++++ Listed entries

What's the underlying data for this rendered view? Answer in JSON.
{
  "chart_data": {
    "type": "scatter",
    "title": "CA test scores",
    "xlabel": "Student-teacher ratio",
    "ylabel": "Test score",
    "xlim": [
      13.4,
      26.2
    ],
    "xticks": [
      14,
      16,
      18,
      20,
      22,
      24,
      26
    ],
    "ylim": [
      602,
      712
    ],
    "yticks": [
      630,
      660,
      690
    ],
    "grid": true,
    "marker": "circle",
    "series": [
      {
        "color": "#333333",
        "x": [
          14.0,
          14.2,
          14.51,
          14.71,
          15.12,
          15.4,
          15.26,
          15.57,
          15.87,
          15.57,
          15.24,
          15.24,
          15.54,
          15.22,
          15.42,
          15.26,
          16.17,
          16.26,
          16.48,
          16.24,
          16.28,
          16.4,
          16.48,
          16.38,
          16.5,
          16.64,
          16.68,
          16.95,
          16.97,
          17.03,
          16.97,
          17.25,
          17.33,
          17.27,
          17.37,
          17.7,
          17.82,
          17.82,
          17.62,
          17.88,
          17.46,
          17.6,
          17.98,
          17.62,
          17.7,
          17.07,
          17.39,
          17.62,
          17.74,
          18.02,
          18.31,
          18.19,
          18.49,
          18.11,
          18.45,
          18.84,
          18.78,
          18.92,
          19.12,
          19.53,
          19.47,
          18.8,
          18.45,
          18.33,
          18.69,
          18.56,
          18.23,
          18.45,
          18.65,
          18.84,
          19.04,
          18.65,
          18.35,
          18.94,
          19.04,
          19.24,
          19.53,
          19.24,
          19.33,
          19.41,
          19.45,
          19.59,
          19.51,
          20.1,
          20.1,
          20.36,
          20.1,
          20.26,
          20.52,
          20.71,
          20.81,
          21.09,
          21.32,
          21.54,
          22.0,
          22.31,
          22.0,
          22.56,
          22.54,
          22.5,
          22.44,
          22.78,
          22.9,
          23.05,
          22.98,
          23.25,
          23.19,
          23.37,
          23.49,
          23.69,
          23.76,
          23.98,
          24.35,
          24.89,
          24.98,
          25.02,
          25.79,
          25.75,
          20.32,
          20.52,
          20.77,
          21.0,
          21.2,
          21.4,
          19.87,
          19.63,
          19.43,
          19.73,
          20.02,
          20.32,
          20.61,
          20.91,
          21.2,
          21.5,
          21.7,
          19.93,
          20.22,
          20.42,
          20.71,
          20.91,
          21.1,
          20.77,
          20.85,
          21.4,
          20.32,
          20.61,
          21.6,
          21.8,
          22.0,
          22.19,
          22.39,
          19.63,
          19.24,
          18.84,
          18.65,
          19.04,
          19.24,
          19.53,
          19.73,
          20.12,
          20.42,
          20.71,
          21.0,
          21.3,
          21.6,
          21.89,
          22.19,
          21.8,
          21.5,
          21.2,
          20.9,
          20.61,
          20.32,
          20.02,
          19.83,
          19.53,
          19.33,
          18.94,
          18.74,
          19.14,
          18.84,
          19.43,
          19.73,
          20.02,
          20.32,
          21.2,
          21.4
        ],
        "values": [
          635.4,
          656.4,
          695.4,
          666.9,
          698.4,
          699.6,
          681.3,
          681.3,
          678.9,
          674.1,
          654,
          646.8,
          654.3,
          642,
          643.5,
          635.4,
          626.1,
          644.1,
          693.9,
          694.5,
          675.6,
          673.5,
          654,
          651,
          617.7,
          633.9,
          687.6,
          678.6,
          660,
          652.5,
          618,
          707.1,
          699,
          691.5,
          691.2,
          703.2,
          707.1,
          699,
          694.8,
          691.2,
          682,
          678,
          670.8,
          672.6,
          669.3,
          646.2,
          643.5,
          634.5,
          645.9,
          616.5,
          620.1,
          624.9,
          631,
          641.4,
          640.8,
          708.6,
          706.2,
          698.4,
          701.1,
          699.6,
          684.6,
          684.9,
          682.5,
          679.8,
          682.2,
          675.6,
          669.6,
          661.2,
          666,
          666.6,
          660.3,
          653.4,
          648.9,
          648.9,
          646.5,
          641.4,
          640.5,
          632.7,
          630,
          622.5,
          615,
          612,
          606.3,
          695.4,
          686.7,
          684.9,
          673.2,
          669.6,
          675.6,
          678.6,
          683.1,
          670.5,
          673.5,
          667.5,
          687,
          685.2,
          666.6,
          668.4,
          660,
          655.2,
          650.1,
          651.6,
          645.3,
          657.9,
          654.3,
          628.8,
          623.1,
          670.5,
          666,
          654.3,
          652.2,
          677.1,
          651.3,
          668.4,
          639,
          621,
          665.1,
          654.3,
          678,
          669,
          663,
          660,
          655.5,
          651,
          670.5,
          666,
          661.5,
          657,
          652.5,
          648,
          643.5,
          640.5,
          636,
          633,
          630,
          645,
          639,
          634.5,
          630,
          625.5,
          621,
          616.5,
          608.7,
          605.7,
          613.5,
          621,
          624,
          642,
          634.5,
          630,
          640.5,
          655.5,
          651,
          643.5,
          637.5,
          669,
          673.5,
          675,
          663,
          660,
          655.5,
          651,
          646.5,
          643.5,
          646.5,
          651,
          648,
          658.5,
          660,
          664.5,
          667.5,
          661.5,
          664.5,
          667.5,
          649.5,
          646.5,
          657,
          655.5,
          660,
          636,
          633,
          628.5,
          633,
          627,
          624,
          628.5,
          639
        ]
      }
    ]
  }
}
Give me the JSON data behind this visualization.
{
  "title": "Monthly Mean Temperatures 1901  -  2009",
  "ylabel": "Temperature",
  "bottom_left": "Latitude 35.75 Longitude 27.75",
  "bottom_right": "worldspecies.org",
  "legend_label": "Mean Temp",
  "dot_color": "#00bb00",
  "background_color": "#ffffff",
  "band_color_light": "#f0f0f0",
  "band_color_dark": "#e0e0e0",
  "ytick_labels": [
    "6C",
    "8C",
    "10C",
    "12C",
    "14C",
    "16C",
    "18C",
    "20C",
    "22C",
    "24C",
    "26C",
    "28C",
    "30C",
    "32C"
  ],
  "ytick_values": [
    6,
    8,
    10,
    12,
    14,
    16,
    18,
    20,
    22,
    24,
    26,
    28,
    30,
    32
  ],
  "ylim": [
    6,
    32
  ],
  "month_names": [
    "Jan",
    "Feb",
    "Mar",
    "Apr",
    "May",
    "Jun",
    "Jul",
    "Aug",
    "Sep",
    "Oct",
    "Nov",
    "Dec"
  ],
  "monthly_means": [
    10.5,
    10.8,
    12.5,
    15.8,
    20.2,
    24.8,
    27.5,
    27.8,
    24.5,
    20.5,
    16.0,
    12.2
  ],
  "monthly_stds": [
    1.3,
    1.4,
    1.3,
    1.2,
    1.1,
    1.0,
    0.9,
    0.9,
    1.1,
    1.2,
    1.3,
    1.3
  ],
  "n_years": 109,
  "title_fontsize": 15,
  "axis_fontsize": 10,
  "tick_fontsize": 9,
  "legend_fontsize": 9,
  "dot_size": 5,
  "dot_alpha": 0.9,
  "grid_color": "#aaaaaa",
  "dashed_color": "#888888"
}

++++++++

What the task asks: Look through the entries above and count each line holding "ylabel"; report the count alone.

Solution below: 2